[Data records]
_____

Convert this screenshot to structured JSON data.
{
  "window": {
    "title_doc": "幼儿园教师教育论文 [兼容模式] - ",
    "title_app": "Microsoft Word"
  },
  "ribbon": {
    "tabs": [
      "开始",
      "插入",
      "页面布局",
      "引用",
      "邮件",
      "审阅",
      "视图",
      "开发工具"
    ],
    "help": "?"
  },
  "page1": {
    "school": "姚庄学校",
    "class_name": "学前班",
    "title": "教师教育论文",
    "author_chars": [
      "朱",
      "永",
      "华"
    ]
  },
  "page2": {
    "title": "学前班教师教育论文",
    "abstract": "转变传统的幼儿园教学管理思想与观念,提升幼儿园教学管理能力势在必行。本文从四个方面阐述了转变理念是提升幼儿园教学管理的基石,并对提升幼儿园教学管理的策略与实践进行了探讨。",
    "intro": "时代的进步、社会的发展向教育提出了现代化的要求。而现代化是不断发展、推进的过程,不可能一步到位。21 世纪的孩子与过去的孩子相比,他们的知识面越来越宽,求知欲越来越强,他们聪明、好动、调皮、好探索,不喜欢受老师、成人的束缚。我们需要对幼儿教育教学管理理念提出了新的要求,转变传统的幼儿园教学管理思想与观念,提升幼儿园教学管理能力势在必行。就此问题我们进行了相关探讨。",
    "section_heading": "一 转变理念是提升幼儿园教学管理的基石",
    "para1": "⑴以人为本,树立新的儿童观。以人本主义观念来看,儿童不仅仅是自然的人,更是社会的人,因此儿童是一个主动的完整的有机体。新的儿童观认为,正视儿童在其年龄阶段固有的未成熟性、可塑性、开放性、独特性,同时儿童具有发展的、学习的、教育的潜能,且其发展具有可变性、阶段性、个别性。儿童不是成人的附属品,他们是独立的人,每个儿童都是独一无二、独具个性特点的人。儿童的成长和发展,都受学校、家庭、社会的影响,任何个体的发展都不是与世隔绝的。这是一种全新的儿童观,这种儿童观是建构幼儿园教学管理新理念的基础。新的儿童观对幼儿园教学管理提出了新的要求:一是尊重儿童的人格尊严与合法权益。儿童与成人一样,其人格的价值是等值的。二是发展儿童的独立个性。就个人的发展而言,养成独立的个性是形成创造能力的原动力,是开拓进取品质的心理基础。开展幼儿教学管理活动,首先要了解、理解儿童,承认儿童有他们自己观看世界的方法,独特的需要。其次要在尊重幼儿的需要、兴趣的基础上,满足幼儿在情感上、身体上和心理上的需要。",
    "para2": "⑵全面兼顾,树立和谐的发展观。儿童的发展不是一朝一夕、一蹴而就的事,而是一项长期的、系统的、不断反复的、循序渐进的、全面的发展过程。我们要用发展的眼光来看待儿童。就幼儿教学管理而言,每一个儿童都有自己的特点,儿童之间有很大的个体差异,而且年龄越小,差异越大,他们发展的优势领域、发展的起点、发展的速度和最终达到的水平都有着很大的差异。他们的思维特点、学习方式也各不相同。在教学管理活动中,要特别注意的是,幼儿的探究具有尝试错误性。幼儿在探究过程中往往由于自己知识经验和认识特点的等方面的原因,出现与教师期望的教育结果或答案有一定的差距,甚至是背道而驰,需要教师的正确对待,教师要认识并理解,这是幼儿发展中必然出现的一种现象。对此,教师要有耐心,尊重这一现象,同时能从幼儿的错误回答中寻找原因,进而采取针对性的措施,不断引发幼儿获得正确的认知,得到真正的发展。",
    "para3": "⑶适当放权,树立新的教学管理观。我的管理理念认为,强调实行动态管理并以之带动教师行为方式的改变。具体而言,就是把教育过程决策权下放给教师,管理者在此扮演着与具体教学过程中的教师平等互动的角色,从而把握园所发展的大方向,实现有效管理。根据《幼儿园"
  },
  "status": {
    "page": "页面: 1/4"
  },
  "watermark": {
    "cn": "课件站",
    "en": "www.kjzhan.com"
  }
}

_____

YOUR GOAL — Return the whole listing exactly.

SOLVED EXERCISE —
Convert this screenshot to structured JSON data.
{
  "window": {
    "title_doc": "幼儿园教师教育论文 [兼容模式] - ",
    "title_app": "Microsoft Word"
  },
  "ribbon": {
    "tabs": [
      "开始",
      "插入",
      "页面布局",
      "引用",
      "邮件",
      "审阅",
      "视图",
      "开发工具"
    ],
    "help": "?"
  },
  "page1": {
    "school": "姚庄学校",
    "class_name": "学前班",
    "title": "教师教育论文",
    "author_chars": [
      "朱",
      "永",
      "华"
    ]
  },
  "page2": {
    "title": "学前班教师教育论文",
    "abstract": "转变传统的幼儿园教学管理思想与观念,提升幼儿园教学管理能力势在必行。本文从四个方面阐述了转变理念是提升幼儿园教学管理的基石,并对提升幼儿园教学管理的策略与实践进行了探讨。",
    "intro": "时代的进步、社会的发展向教育提出了现代化的要求。而现代化是不断发展、推进的过程,不可能一步到位。21 世纪的孩子与过去的孩子相比,他们的知识面越来越宽,求知欲越来越强,他们聪明、好动、调皮、好探索,不喜欢受老师、成人的束缚。我们需要对幼儿教育教学管理理念提出了新的要求,转变传统的幼儿园教学管理思想与观念,提升幼儿园教学管理能力势在必行。就此问题我们进行了相关探讨。",
    "section_heading": "一 转变理念是提升幼儿园教学管理的基石",
    "para1": "⑴以人为本,树立新的儿童观。以人本主义观念来看,儿童不仅仅是自然的人,更是社会的人,因此儿童是一个主动的完整的有机体。新的儿童观认为,正视儿童在其年龄阶段固有的未成熟性、可塑性、开放性、独特性,同时儿童具有发展的、学习的、教育的潜能,且其发展具有可变性、阶段性、个别性。儿童不是成人的附属品,他们是独立的人,每个儿童都是独一无二、独具个性特点的人。儿童的成长和发展,都受学校、家庭、社会的影响,任何个体的发展都不是与世隔绝的。这是一种全新的儿童观,这种儿童观是建构幼儿园教学管理新理念的基础。新的儿童观对幼儿园教学管理提出了新的要求:一是尊重儿童的人格尊严与合法权益。儿童与成人一样,其人格的价值是等值的。二是发展儿童的独立个性。就个人的发展而言,养成独立的个性是形成创造能力的原动力,是开拓进取品质的心理基础。开展幼儿教学管理活动,首先要了解、理解儿童,承认儿童有他们自己观看世界的方法,独特的需要。其次要在尊重幼儿的需要、兴趣的基础上,满足幼儿在情感上、身体上和心理上的需要。",
    "para2": "⑵全面兼顾,树立和谐的发展观。儿童的发展不是一朝一夕、一蹴而就的事,而是一项长期的、系统的、不断反复的、循序渐进的、全面的发展过程。我们要用发展的眼光来看待儿童。就幼儿教学管理而言,每一个儿童都有自己的特点,儿童之间有很大的个体差异,而且年龄越小,差异越大,他们发展的优势领域、发展的起点、发展的速度和最终达到的水平都有着很大的差异。他们的思维特点、学习方式也各不相同。在教学管理活动中,要特别注意的是,幼儿的探究具有尝试错误性。幼儿在探究过程中往往由于自己知识经验和认识特点的等方面的原因,出现与教师期望的教育结果或答案有一定的差距,甚至是背道而驰,需要教师的正确对待,教师要认识并理解,这是幼儿发展中必然出现的一种现象。对此,教师要有耐心,尊重这一现象,同时能从幼儿的错误回答中寻找原因,进而采取针对性的措施,不断引发幼儿获得正确的认知,得到真正的发展。",
    "para3": "⑶适当放权,树立新的教学管理观。我的管理理念认为,强调实行动态管理并以之带动教师行为方式的改变。具体而言,就是把教育过程决策权下放给教师,管理者在此扮演着与具体教学过程中的教师平等互动的角色,从而把握园所发展的大方向,实现有效管理。根据《幼儿园"
  },
  "status": {
    "page": "页面: 1/4"
  },
  "watermark": {
    "cn": "课件站",
    "en": "www.kjzhan.com"
  }
}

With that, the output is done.